EXERCISE OBJECTIVE —
Copy every entry precisely.

Lines of data:
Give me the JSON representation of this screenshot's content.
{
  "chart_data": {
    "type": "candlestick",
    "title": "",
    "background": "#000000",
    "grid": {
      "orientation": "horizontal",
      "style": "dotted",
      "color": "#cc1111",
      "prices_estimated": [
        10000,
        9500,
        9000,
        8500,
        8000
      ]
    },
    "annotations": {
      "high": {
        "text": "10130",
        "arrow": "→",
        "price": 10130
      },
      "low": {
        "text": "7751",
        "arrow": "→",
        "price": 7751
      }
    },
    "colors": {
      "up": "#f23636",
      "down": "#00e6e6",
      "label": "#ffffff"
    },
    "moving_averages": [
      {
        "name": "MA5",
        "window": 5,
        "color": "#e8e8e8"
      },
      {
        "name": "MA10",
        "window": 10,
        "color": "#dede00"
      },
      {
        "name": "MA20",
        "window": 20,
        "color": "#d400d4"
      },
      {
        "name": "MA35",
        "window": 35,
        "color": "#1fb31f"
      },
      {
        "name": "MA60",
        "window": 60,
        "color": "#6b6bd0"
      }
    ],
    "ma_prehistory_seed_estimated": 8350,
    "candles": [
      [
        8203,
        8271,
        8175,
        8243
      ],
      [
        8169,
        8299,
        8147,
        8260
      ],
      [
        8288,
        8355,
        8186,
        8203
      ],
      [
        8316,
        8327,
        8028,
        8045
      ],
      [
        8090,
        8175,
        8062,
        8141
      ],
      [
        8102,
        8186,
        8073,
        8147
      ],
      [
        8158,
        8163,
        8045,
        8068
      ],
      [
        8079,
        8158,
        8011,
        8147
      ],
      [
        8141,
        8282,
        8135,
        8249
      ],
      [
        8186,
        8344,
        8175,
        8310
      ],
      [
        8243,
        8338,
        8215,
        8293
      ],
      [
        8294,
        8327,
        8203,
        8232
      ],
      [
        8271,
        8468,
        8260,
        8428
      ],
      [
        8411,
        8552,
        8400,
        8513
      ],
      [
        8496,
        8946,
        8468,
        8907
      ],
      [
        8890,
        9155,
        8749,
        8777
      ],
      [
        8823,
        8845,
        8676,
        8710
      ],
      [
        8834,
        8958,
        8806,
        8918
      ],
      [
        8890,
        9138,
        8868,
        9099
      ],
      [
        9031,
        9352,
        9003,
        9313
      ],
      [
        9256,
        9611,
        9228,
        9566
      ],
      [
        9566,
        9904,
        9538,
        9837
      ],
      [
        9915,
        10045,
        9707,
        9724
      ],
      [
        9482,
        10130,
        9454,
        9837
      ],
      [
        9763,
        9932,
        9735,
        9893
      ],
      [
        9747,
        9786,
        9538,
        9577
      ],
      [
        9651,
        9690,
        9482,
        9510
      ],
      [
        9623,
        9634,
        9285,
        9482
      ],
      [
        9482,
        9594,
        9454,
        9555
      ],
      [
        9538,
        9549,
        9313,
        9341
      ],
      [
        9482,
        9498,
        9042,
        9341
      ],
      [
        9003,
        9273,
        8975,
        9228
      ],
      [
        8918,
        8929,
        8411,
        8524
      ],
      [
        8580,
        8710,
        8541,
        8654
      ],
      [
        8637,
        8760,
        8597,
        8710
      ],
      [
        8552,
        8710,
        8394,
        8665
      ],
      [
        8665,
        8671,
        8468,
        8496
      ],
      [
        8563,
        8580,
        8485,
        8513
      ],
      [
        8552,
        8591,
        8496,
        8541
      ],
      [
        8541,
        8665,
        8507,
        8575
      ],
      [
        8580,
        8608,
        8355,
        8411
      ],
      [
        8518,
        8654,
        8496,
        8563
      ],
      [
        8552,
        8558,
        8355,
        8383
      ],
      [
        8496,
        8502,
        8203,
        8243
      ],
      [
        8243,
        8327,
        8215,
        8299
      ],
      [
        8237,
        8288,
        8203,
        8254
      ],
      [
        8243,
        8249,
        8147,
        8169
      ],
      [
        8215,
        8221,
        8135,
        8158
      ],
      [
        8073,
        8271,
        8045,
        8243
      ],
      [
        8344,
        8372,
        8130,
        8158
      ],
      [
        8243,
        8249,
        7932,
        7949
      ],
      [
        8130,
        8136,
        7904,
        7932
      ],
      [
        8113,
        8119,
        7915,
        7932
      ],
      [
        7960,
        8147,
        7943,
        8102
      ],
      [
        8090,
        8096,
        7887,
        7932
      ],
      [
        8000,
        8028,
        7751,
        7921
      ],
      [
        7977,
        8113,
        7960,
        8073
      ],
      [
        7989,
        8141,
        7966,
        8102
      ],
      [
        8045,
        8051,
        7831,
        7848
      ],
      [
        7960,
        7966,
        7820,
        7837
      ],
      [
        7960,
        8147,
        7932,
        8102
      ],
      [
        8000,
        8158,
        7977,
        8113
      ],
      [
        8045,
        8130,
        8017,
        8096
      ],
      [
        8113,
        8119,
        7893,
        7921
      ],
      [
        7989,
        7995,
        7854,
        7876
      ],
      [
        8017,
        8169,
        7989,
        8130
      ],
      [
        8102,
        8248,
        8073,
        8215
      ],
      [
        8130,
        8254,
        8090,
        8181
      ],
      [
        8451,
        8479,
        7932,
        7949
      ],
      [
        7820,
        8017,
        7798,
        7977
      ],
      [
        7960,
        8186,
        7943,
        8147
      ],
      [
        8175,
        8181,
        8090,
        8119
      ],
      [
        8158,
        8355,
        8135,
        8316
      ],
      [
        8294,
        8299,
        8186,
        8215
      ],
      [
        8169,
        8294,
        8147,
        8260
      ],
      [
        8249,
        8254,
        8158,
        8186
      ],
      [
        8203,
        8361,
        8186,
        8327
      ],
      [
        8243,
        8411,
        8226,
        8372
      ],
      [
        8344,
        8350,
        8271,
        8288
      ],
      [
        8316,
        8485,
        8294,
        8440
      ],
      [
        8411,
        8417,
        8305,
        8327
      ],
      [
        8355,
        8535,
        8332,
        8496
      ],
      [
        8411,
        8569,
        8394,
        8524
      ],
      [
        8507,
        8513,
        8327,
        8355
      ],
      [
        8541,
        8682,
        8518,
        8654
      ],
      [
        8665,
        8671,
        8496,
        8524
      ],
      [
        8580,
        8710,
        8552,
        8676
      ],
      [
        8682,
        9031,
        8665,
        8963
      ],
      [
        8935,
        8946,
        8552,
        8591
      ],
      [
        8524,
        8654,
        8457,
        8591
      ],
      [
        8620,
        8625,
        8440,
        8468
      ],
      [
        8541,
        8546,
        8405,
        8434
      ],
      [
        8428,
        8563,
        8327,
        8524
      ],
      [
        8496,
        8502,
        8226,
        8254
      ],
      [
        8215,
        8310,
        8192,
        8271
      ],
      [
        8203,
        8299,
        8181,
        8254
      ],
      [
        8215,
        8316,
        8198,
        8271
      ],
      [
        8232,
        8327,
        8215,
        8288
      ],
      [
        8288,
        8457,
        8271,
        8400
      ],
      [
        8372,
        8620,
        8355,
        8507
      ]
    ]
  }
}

THE RESULT —
Give me the JSON representation of this screenshot's content.
{
  "chart_data": {
    "type": "candlestick",
    "title": "",
    "background": "#000000",
    "grid": {
      "orientation": "horizontal",
      "style": "dotted",
      "color": "#cc1111",
      "prices_estimated": [
        10000,
        9500,
        9000,
        8500,
        8000
      ]
    },
    "annotations": {
      "high": {
        "text": "10130",
        "arrow": "→",
        "price": 10130
      },
      "low": {
        "text": "7751",
        "arrow": "→",
        "price": 7751
      }
    },
    "colors": {
      "up": "#f23636",
      "down": "#00e6e6",
      "label": "#ffffff"
    },
    "moving_averages": [
      {
        "name": "MA5",
        "window": 5,
        "color": "#e8e8e8"
      },
      {
        "name": "MA10",
        "window": 10,
        "color": "#dede00"
      },
      {
        "name": "MA20",
        "window": 20,
        "color": "#d400d4"
      },
      {
        "name": "MA35",
        "window": 35,
        "color": "#1fb31f"
      },
      {
        "name": "MA60",
        "window": 60,
        "color": "#6b6bd0"
      }
    ],
    "ma_prehistory_seed_estimated": 8350,
    "candles": [
      [
        8203,
        8271,
        8175,
        8243
      ],
      [
        8169,
        8299,
        8147,
        8260
      ],
      [
        8288,
        8355,
        8186,
        8203
      ],
      [
        8316,
        8327,
        8028,
        8045
      ],
      [
        8090,
        8175,
        8062,
        8141
      ],
      [
        8102,
        8186,
        8073,
        8147
      ],
      [
        8158,
        8163,
        8045,
        8068
      ],
      [
        8079,
        8158,
        8011,
        8147
      ],
      [
        8141,
        8282,
        8135,
        8249
      ],
      [
        8186,
        8344,
        8175,
        8310
      ],
      [
        8243,
        8338,
        8215,
        8293
      ],
      [
        8294,
        8327,
        8203,
        8232
      ],
      [
        8271,
        8468,
        8260,
        8428
      ],
      [
        8411,
        8552,
        8400,
        8513
      ],
      [
        8496,
        8946,
        8468,
        8907
      ],
      [
        8890,
        9155,
        8749,
        8777
      ],
      [
        8823,
        8845,
        8676,
        8710
      ],
      [
        8834,
        8958,
        8806,
        8918
      ],
      [
        8890,
        9138,
        8868,
        9099
      ],
      [
        9031,
        9352,
        9003,
        9313
      ],
      [
        9256,
        9611,
        9228,
        9566
      ],
      [
        9566,
        9904,
        9538,
        9837
      ],
      [
        9915,
        10045,
        9707,
        9724
      ],
      [
        9482,
        10130,
        9454,
        9837
      ],
      [
        9763,
        9932,
        9735,
        9893
      ],
      [
        9747,
        9786,
        9538,
        9577
      ],
      [
        9651,
        9690,
        9482,
        9510
      ],
      [
        9623,
        9634,
        9285,
        9482
      ],
      [
        9482,
        9594,
        9454,
        9555
      ],
      [
        9538,
        9549,
        9313,
        9341
      ],
      [
        9482,
        9498,
        9042,
        9341
      ],
      [
        9003,
        9273,
        8975,
        9228
      ],
      [
        8918,
        8929,
        8411,
        8524
      ],
      [
        8580,
        8710,
        8541,
        8654
      ],
      [
        8637,
        8760,
        8597,
        8710
      ],
      [
        8552,
        8710,
        8394,
        8665
      ],
      [
        8665,
        8671,
        8468,
        8496
      ],
      [
        8563,
        8580,
        8485,
        8513
      ],
      [
        8552,
        8591,
        8496,
        8541
      ],
      [
        8541,
        8665,
        8507,
        8575
      ],
      [
        8580,
        8608,
        8355,
        8411
      ],
      [
        8518,
        8654,
        8496,
        8563
      ],
      [
        8552,
        8558,
        8355,
        8383
      ],
      [
        8496,
        8502,
        8203,
        8243
      ],
      [
        8243,
        8327,
        8215,
        8299
      ],
      [
        8237,
        8288,
        8203,
        8254
      ],
      [
        8243,
        8249,
        8147,
        8169
      ],
      [
        8215,
        8221,
        8135,
        8158
      ],
      [
        8073,
        8271,
        8045,
        8243
      ],
      [
        8344,
        8372,
        8130,
        8158
      ],
      [
        8243,
        8249,
        7932,
        7949
      ],
      [
        8130,
        8136,
        7904,
        7932
      ],
      [
        8113,
        8119,
        7915,
        7932
      ],
      [
        7960,
        8147,
        7943,
        8102
      ],
      [
        8090,
        8096,
        7887,
        7932
      ],
      [
        8000,
        8028,
        7751,
        7921
      ],
      [
        7977,
        8113,
        7960,
        8073
      ],
      [
        7989,
        8141,
        7966,
        8102
      ],
      [
        8045,
        8051,
        7831,
        7848
      ],
      [
        7960,
        7966,
        7820,
        7837
      ],
      [
        7960,
        8147,
        7932,
        8102
      ],
      [
        8000,
        8158,
        7977,
        8113
      ],
      [
        8045,
        8130,
        8017,
        8096
      ],
      [
        8113,
        8119,
        7893,
        7921
      ],
      [
        7989,
        7995,
        7854,
        7876
      ],
      [
        8017,
        8169,
        7989,
        8130
      ],
      [
        8102,
        8248,
        8073,
        8215
      ],
      [
        8130,
        8254,
        8090,
        8181
      ],
      [
        8451,
        8479,
        7932,
        7949
      ],
      [
        7820,
        8017,
        7798,
        7977
      ],
      [
        7960,
        8186,
        7943,
        8147
      ],
      [
        8175,
        8181,
        8090,
        8119
      ],
      [
        8158,
        8355,
        8135,
        8316
      ],
      [
        8294,
        8299,
        8186,
        8215
      ],
      [
        8169,
        8294,
        8147,
        8260
      ],
      [
        8249,
        8254,
        8158,
        8186
      ],
      [
        8203,
        8361,
        8186,
        8327
      ],
      [
        8243,
        8411,
        8226,
        8372
      ],
      [
        8344,
        8350,
        8271,
        8288
      ],
      [
        8316,
        8485,
        8294,
        8440
      ],
      [
        8411,
        8417,
        8305,
        8327
      ],
      [
        8355,
        8535,
        8332,
        8496
      ],
      [
        8411,
        8569,
        8394,
        8524
      ],
      [
        8507,
        8513,
        8327,
        8355
      ],
      [
        8541,
        8682,
        8518,
        8654
      ],
      [
        8665,
        8671,
        8496,
        8524
      ],
      [
        8580,
        8710,
        8552,
        8676
      ],
      [
        8682,
        9031,
        8665,
        8963
      ],
      [
        8935,
        8946,
        8552,
        8591
      ],
      [
        8524,
        8654,
        8457,
        8591
      ],
      [
        8620,
        8625,
        8440,
        8468
      ],
      [
        8541,
        8546,
        8405,
        8434
      ],
      [
        8428,
        8563,
        8327,
        8524
      ],
      [
        8496,
        8502,
        8226,
        8254
      ],
      [
        8215,
        8310,
        8192,
        8271
      ],
      [
        8203,
        8299,
        8181,
        8254
      ],
      [
        8215,
        8316,
        8198,
        8271
      ],
      [
        8232,
        8327,
        8215,
        8288
      ],
      [
        8288,
        8457,
        8271,
        8400
      ],
      [
        8372,
        8620,
        8355,
        8507
      ]
    ]
  }
}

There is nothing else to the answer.